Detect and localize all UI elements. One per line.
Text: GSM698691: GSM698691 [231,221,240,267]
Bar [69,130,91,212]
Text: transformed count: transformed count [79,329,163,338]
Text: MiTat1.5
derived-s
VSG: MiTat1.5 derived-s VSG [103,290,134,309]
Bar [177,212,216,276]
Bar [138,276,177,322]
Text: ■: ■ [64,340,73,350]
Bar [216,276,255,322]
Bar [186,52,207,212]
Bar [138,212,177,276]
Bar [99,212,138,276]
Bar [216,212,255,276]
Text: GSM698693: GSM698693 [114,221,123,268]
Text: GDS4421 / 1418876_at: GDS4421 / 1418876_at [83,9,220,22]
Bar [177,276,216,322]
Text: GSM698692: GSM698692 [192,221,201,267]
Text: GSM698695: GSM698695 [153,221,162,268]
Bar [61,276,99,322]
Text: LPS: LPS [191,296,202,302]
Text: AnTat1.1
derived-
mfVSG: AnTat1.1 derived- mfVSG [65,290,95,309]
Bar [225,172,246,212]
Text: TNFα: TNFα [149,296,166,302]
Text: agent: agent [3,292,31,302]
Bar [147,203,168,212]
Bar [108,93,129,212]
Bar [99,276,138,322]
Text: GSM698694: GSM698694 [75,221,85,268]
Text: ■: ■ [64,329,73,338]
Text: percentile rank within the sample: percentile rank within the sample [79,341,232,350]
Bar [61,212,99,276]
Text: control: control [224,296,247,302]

------------------------------

Exercise task
Starting at the top of the listing and ending at the line containing "Text: GSM698695: GSM698695 [153,221,162,268]", swap every "Bar" for "Column". Reproduce only those lines, with nothing else changed.

Problem solution
Detect and localize all UI elements. One per line.
Text: GSM698691: GSM698691 [231,221,240,267]
Column [69,130,91,212]
Text: transformed count: transformed count [79,329,163,338]
Text: MiTat1.5
derived-s
VSG: MiTat1.5 derived-s VSG [103,290,134,309]
Column [177,212,216,276]
Column [138,276,177,322]
Text: ■: ■ [64,340,73,350]
Column [216,276,255,322]
Column [186,52,207,212]
Column [138,212,177,276]
Column [99,212,138,276]
Column [216,212,255,276]
Text: GSM698693: GSM698693 [114,221,123,268]
Text: GDS4421 / 1418876_at: GDS4421 / 1418876_at [83,9,220,22]
Column [177,276,216,322]
Text: GSM698692: GSM698692 [192,221,201,267]
Text: GSM698695: GSM698695 [153,221,162,268]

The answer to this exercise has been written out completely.